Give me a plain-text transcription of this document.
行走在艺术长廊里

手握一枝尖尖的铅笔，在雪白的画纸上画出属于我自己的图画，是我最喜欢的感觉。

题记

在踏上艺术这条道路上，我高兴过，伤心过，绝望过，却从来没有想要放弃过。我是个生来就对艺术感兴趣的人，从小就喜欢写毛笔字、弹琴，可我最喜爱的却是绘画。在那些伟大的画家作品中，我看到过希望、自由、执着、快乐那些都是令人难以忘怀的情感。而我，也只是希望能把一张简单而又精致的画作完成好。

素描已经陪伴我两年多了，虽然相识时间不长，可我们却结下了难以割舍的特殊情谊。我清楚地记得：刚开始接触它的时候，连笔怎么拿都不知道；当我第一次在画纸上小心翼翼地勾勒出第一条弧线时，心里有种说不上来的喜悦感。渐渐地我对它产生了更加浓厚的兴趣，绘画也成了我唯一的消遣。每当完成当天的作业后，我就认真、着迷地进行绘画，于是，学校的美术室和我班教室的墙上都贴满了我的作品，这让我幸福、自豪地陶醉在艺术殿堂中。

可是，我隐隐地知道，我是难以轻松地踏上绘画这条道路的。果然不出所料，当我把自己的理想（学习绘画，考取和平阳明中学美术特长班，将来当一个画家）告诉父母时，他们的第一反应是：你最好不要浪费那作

+++++

REQUEST: Recopy the whole listing exactly.

CORRECT RESPONSE:
Give me a plain-text transcription of this document.
行走在艺术长廊里

手握一枝尖尖的铅笔，在雪白的画纸上画出属于我自己的图画，是我最喜欢的感觉。

题记

在踏上艺术这条道路上，我高兴过，伤心过，绝望过，却从来没有想要放弃过。我是个生来就对艺术感兴趣的人，从小就喜欢写毛笔字、弹琴，可我最喜爱的却是绘画。在那些伟大的画家作品中，我看到过希望、自由、执着、快乐那些都是令人难以忘怀的情感。而我，也只是希望能把一张简单而又精致的画作完成好。

素描已经陪伴我两年多了，虽然相识时间不长，可我们却结下了难以割舍的特殊情谊。我清楚地记得：刚开始接触它的时候，连笔怎么拿都不知道；当我第一次在画纸上小心翼翼地勾勒出第一条弧线时，心里有种说不上来的喜悦感。渐渐地我对它产生了更加浓厚的兴趣，绘画也成了我唯一的消遣。每当完成当天的作业后，我就认真、着迷地进行绘画，于是，学校的美术室和我班教室的墙上都贴满了我的作品，这让我幸福、自豪地陶醉在艺术殿堂中。

可是，我隐隐地知道，我是难以轻松地踏上绘画这条道路的。果然不出所料，当我把自己的理想（学习绘画，考取和平阳明中学美术特长班，将来当一个画家）告诉父母时，他们的第一反应是：你最好不要浪费那作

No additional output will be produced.